Data items

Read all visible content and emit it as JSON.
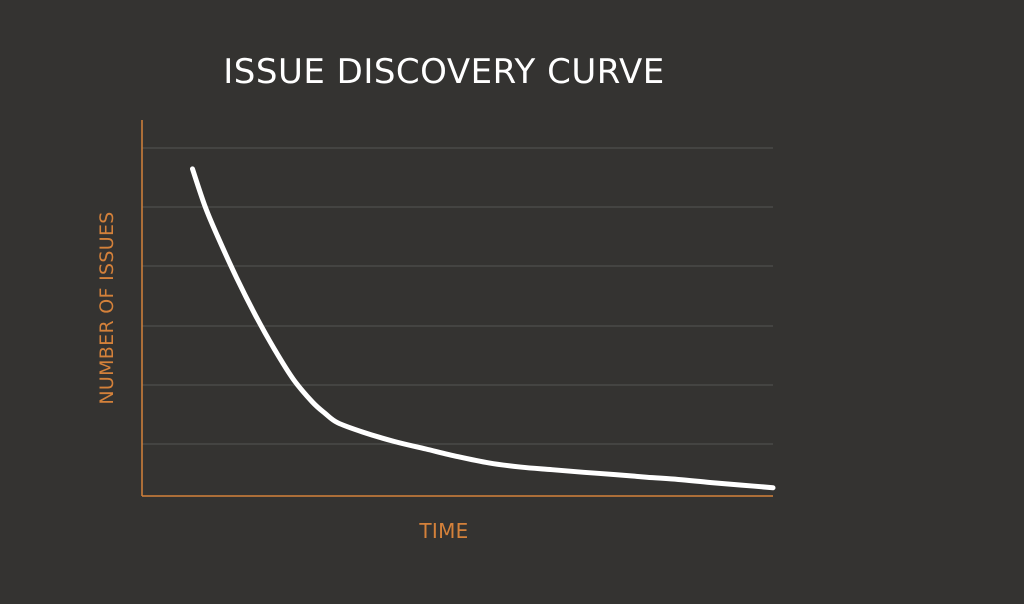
{
  "chart_data": {
    "type": "line",
    "title": "ISSUE DISCOVERY CURVE",
    "xlabel": "TIME",
    "ylabel": "NUMBER OF ISSUES",
    "xlim": [
      0,
      100
    ],
    "ylim": [
      0,
      100
    ],
    "grid": true,
    "series": [
      {
        "x": [
          8,
          10,
          12,
          15,
          18,
          21,
          24,
          27,
          29,
          31,
          35,
          40,
          45,
          50,
          55,
          60,
          65,
          70,
          75,
          80,
          85,
          90,
          95,
          100
        ],
        "y": [
          87,
          77,
          69,
          58,
          48,
          39,
          31,
          25,
          22,
          19.5,
          17,
          14.5,
          12.5,
          10.5,
          8.8,
          7.7,
          7,
          6.3,
          5.7,
          5,
          4.4,
          3.6,
          2.9,
          2.2
        ]
      }
    ],
    "colors": {
      "background": "#343331",
      "axis": "#d4813a",
      "grid": "#555452",
      "line": "#ffffff",
      "title": "#ffffff",
      "axis_label": "#d4813a"
    }
  }
}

> [EXERCISE DIRECTIONS]: Set the pictures aside and transcribe the data above exactly.

> [PROBLEM SOLUTION]:
Read all visible content and emit it as JSON.
{
  "chart_data": {
    "type": "line",
    "title": "ISSUE DISCOVERY CURVE",
    "xlabel": "TIME",
    "ylabel": "NUMBER OF ISSUES",
    "xlim": [
      0,
      100
    ],
    "ylim": [
      0,
      100
    ],
    "grid": true,
    "series": [
      {
        "x": [
          8,
          10,
          12,
          15,
          18,
          21,
          24,
          27,
          29,
          31,
          35,
          40,
          45,
          50,
          55,
          60,
          65,
          70,
          75,
          80,
          85,
          90,
          95,
          100
        ],
        "y": [
          87,
          77,
          69,
          58,
          48,
          39,
          31,
          25,
          22,
          19.5,
          17,
          14.5,
          12.5,
          10.5,
          8.8,
          7.7,
          7,
          6.3,
          5.7,
          5,
          4.4,
          3.6,
          2.9,
          2.2
        ]
      }
    ],
    "colors": {
      "background": "#343331",
      "axis": "#d4813a",
      "grid": "#555452",
      "line": "#ffffff",
      "title": "#ffffff",
      "axis_label": "#d4813a"
    }
  }
}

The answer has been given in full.